──────── Text segment

A Human Mind Phase of Matter

It is theorized that in a set, electrical signals strike to fuse briefly with chemical signals, to access the configuration in that set. Simply, chemical signals have rations that make up configurations, but in order to have those rations provided, they have to be struck by the mass of incoming ions. It is postulated that when [a set of] electrical signals strike, they fuse briefly, resulting in a mix that is partly ions, partly molecules, and a third transient phase, which is different from both.

It is this phase, postulated to be a new state of matter, that keeps some of the configuration information and gives off the volumes of chemical signals needed. It is also what collects—or contains—some of the energy that is given off, preventing several concurrent interactions in the brain from causing disturbing experiences.

Simply, for functions of the mind, it is postulated that [sets of] electrical and chemical signals have to interact. This interaction is the strike and fusion of both, giving off a new mix, with a part of it, as a different phase from both, which holds some configuration and collects the energy, conceptually.

Sets of electrical and chemical signals both have mass and velocity. When they strike and fuse, they give off energy. Electrical signals have their conduction velocity, which is enough to produce a new phase of matter—within the biological environment.

There are grades to the interaction or how they are qualified, resulting in features like attention, awareness, self and intent, or free will.

Though the speed of light is necessary for energy and mass interchange, the interactions of [sets of] electrical and chemical signals of the mind let the conduction velocity act as a conversion factor of sorts. The velocity of [sets of] chemical signals may also play a role—or be a tad negligible in other instances. This implies that a parallel of the energy-momentum relation could be developed for sets of electrical and chemical signals, in a theoretical neurobiophysics equation.

Sets of electrical signals with mass, incoming, striking to fuse with [sets of] chemical signals, which are masses too—near static—giving off energy which is collected in another phase and used also to access configurations for functions and features of the human mind, conceptually.

The human mind is theorized to be the collection of all the electrical and chemical signals with their interactions and features, in sets, in clusters of neurons, across the central and peripheral nervous systems.

There is a recent paper in Nature Communications Physics, Unveiling universal aspects of the cellular anatomy of the brain, where the authors wrote, "Here, we propose that statistical physics can provide a guiding framework for determining and quantifying additional structural features in the cellular complexity of the brain. By analyzing properties related to cell size, as well as pairwise and higher-order correlations in cellular-level volumetric partial brain reconstructions from multiple organisms, we show that the cellular structure of the brain displays signatures associated with collective phenomena close to criticality. Our results indicate that the cellular structure of the brains of multiple organisms show signatures of being at or close to a structural phase transition and that the corresponding critical exponents are consistent between organisms. If these structural properties of the brain are indeed critical and universal between organisms, we would expect to observe consistent exponents in the cellular structures of other organisms and brain regions."

There is a recent article in The Conversation, Could quantum physics be the key that unlocks the secrets of human behaviour?, stating that, "Yet research has shown that human behaviour can’t be fully captured by these traditional or “classical” laws of probability. Could it instead be explained by the way probability works in the more mysterious world of quantum mechanics? Mathematical probability is also a vital component of quantum mechanics, the branch of physics that describes how nature behaves at the scale of atoms or sub-atomic particles. However, as we’ll see, in the quantum world, probabilities follow very different rules."

────────────────
──────── Provided information

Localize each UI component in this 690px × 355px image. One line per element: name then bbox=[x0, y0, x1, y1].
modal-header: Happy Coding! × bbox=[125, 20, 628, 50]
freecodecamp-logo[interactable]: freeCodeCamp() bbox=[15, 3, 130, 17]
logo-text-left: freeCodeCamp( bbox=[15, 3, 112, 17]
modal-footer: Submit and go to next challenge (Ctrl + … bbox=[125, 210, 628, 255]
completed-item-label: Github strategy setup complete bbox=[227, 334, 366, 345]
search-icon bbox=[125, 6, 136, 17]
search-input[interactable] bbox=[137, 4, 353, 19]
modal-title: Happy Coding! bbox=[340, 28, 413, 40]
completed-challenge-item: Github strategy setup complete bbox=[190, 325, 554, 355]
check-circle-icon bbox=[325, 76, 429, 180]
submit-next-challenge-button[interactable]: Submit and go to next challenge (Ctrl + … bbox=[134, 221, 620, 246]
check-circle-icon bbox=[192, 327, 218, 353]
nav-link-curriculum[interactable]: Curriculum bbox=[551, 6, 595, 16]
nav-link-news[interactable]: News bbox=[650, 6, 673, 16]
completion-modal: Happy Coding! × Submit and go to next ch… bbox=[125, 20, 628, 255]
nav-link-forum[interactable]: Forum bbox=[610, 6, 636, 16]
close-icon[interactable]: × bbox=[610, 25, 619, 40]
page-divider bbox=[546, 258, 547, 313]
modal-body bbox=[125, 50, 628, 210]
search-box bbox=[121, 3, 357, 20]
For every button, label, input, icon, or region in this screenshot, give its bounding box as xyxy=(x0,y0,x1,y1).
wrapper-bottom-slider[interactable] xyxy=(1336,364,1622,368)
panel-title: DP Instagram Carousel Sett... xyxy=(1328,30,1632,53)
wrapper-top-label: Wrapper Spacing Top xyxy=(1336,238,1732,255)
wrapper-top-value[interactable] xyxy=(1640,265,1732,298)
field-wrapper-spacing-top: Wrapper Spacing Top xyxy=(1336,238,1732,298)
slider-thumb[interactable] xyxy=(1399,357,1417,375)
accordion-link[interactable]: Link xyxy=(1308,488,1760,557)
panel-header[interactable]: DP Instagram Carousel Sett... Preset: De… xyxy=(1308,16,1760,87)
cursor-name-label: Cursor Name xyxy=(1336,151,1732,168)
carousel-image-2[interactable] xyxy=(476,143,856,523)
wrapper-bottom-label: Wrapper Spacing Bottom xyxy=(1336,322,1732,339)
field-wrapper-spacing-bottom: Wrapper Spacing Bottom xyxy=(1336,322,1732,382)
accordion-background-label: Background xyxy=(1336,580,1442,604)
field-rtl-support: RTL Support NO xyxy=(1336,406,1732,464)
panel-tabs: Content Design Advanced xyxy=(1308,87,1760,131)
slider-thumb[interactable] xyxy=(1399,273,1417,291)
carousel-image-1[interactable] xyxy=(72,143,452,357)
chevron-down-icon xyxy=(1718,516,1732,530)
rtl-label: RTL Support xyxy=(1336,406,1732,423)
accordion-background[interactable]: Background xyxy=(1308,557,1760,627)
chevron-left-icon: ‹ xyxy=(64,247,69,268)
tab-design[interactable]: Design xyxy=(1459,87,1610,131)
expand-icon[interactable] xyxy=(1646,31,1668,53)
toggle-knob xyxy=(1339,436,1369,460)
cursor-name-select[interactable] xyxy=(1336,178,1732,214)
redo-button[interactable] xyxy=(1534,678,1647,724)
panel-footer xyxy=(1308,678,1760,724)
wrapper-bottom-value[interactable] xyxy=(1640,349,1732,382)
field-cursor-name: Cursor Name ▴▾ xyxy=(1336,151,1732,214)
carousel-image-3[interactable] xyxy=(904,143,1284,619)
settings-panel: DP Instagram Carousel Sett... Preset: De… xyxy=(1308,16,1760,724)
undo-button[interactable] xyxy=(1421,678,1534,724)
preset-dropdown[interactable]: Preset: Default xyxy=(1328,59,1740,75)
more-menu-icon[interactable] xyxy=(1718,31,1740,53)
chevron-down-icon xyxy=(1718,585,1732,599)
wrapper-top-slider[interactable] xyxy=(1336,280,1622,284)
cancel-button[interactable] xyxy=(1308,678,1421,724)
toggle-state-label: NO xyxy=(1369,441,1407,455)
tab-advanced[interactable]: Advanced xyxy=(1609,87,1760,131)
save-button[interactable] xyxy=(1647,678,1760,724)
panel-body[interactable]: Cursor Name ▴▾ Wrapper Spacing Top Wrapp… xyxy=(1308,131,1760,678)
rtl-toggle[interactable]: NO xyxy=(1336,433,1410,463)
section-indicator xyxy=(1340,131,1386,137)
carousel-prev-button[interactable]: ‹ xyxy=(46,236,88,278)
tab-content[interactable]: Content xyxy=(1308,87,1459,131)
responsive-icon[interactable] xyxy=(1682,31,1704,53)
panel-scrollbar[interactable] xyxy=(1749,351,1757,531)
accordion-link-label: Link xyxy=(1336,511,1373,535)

────────────────

*Work instruction A:*
Answer these questions about the phase-of-matter text:
(i) What three things make up the mix that results when electrical signals strike and fuse?
(ii) What property of electrical signals does the text say is enough to produce a new phase of matter?
(iii) In which publication did the paper "Unveiling universal aspects of the cellular anatomy of the brain" appear?
*Work instruction B:*
Please say whether each statement agrees with the phase-of-matter text. Answer yes or no and quote the words that decide it.
(i) The transient phase collects some of the energy that is given off.
(ii) Chemical signals have no mass.
(iii) The human mind is limited to the central nervous system.
*Work instruction C:*
Quote the phase-of-matter text word for word, starting at "It is this phase, postulated" and ending at "causing disturbing experiences.".
The listing isn't needed for any of this.

*Reply A:*
(i) Ions, molecules, and a third transient phase that is different from both.
(ii) Their conduction velocity.
(iii) Nature Communications Physics.

*Reply B:*
(i) Yes: "It is also what collects—or contains—some of the energy that is given off"
(ii) No: "[sets of] chemical signals, which are masses too—near static"
(iii) No: "across the central and peripheral nervous systems"

*Reply C:*
It is this phase, postulated to be a new state of matter, that keeps some of the configuration information and gives off the volumes of chemical signals needed. It is also what collects—or contains—some of the energy that is given off, preventing several concurrent interactions in the brain from causing disturbing experiences.